## [Written problem]
Copy the data below exactly.
--- Provided records ---
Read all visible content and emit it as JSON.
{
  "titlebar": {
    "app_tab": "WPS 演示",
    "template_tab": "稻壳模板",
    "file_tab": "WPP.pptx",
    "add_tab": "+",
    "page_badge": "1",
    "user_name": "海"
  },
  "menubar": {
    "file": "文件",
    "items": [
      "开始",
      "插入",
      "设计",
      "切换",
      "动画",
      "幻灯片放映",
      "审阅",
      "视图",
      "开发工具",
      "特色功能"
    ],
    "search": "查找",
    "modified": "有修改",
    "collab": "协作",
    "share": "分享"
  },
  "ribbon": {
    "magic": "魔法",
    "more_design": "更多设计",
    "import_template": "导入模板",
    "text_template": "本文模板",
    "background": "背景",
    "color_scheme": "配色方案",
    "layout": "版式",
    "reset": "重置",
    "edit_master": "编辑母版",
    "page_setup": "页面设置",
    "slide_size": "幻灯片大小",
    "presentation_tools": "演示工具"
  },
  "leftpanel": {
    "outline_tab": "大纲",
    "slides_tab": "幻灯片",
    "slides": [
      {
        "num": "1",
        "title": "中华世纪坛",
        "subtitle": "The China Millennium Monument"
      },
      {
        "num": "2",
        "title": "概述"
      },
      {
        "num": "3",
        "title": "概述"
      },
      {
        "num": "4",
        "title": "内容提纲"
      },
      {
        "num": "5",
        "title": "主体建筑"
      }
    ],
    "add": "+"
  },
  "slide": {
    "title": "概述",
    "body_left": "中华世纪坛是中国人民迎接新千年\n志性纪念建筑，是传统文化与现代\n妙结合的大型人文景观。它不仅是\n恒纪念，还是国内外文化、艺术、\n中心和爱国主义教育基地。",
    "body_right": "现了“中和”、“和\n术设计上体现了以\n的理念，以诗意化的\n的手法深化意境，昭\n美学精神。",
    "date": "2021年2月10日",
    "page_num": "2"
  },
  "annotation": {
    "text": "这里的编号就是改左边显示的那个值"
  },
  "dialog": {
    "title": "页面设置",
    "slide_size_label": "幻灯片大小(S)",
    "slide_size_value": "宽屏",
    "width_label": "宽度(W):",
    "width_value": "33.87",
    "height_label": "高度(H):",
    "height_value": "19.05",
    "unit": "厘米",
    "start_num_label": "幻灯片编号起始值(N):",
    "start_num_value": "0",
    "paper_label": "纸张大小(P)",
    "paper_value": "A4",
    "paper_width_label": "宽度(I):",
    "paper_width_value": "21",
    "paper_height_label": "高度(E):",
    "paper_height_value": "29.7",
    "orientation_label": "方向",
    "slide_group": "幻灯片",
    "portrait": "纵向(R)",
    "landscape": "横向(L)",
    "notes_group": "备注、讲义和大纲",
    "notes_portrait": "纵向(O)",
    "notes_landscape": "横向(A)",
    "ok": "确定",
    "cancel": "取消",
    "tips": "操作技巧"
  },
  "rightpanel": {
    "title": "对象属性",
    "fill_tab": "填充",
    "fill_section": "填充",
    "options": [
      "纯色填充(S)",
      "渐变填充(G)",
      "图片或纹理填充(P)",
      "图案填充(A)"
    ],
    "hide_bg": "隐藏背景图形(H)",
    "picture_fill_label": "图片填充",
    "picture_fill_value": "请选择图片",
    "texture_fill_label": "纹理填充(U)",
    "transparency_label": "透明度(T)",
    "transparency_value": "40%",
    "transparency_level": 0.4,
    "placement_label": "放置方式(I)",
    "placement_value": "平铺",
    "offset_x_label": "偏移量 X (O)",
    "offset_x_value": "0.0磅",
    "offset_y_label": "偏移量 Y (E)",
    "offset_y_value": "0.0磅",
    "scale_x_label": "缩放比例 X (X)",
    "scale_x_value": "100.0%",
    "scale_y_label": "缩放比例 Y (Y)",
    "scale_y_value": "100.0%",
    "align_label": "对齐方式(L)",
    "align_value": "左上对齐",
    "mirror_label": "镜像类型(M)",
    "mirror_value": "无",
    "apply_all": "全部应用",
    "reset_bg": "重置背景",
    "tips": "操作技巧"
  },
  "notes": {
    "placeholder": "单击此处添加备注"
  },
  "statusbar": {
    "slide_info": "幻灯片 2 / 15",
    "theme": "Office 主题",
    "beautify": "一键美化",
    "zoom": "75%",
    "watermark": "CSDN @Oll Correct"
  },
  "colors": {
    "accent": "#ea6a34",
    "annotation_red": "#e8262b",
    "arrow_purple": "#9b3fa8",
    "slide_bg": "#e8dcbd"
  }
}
---
## [Exercise output]
Read all visible content and emit it as JSON.
{
  "titlebar": {
    "app_tab": "WPS 演示",
    "template_tab": "稻壳模板",
    "file_tab": "WPP.pptx",
    "add_tab": "+",
    "page_badge": "1",
    "user_name": "海"
  },
  "menubar": {
    "file": "文件",
    "items": [
      "开始",
      "插入",
      "设计",
      "切换",
      "动画",
      "幻灯片放映",
      "审阅",
      "视图",
      "开发工具",
      "特色功能"
    ],
    "search": "查找",
    "modified": "有修改",
    "collab": "协作",
    "share": "分享"
  },
  "ribbon": {
    "magic": "魔法",
    "more_design": "更多设计",
    "import_template": "导入模板",
    "text_template": "本文模板",
    "background": "背景",
    "color_scheme": "配色方案",
    "layout": "版式",
    "reset": "重置",
    "edit_master": "编辑母版",
    "page_setup": "页面设置",
    "slide_size": "幻灯片大小",
    "presentation_tools": "演示工具"
  },
  "leftpanel": {
    "outline_tab": "大纲",
    "slides_tab": "幻灯片",
    "slides": [
      {
        "num": "1",
        "title": "中华世纪坛",
        "subtitle": "The China Millennium Monument"
      },
      {
        "num": "2",
        "title": "概述"
      },
      {
        "num": "3",
        "title": "概述"
      },
      {
        "num": "4",
        "title": "内容提纲"
      },
      {
        "num": "5",
        "title": "主体建筑"
      }
    ],
    "add": "+"
  },
  "slide": {
    "title": "概述",
    "body_left": "中华世纪坛是中国人民迎接新千年\n志性纪念建筑，是传统文化与现代\n妙结合的大型人文景观。它不仅是\n恒纪念，还是国内外文化、艺术、\n中心和爱国主义教育基地。",
    "body_right": "现了“中和”、“和\n术设计上体现了以\n的理念，以诗意化的\n的手法深化意境，昭\n美学精神。",
    "date": "2021年2月10日",
    "page_num": "2"
  },
  "annotation": {
    "text": "这里的编号就是改左边显示的那个值"
  },
  "dialog": {
    "title": "页面设置",
    "slide_size_label": "幻灯片大小(S)",
    "slide_size_value": "宽屏",
    "width_label": "宽度(W):",
    "width_value": "33.87",
    "height_label": "高度(H):",
    "height_value": "19.05",
    "unit": "厘米",
    "start_num_label": "幻灯片编号起始值(N):",
    "start_num_value": "0",
    "paper_label": "纸张大小(P)",
    "paper_value": "A4",
    "paper_width_label": "宽度(I):",
    "paper_width_value": "21",
    "paper_height_label": "高度(E):",
    "paper_height_value": "29.7",
    "orientation_label": "方向",
    "slide_group": "幻灯片",
    "portrait": "纵向(R)",
    "landscape": "横向(L)",
    "notes_group": "备注、讲义和大纲",
    "notes_portrait": "纵向(O)",
    "notes_landscape": "横向(A)",
    "ok": "确定",
    "cancel": "取消",
    "tips": "操作技巧"
  },
  "rightpanel": {
    "title": "对象属性",
    "fill_tab": "填充",
    "fill_section": "填充",
    "options": [
      "纯色填充(S)",
      "渐变填充(G)",
      "图片或纹理填充(P)",
      "图案填充(A)"
    ],
    "hide_bg": "隐藏背景图形(H)",
    "picture_fill_label": "图片填充",
    "picture_fill_value": "请选择图片",
    "texture_fill_label": "纹理填充(U)",
    "transparency_label": "透明度(T)",
    "transparency_value": "40%",
    "transparency_level": 0.4,
    "placement_label": "放置方式(I)",
    "placement_value": "平铺",
    "offset_x_label": "偏移量 X (O)",
    "offset_x_value": "0.0磅",
    "offset_y_label": "偏移量 Y (E)",
    "offset_y_value": "0.0磅",
    "scale_x_label": "缩放比例 X (X)",
    "scale_x_value": "100.0%",
    "scale_y_label": "缩放比例 Y (Y)",
    "scale_y_value": "100.0%",
    "align_label": "对齐方式(L)",
    "align_value": "左上对齐",
    "mirror_label": "镜像类型(M)",
    "mirror_value": "无",
    "apply_all": "全部应用",
    "reset_bg": "重置背景",
    "tips": "操作技巧"
  },
  "notes": {
    "placeholder": "单击此处添加备注"
  },
  "statusbar": {
    "slide_info": "幻灯片 2 / 15",
    "theme": "Office 主题",
    "beautify": "一键美化",
    "zoom": "75%",
    "watermark": "CSDN @Oll Correct"
  },
  "colors": {
    "accent": "#ea6a34",
    "annotation_red": "#e8262b",
    "arrow_purple": "#9b3fa8",
    "slide_bg": "#e8dcbd"
  }
}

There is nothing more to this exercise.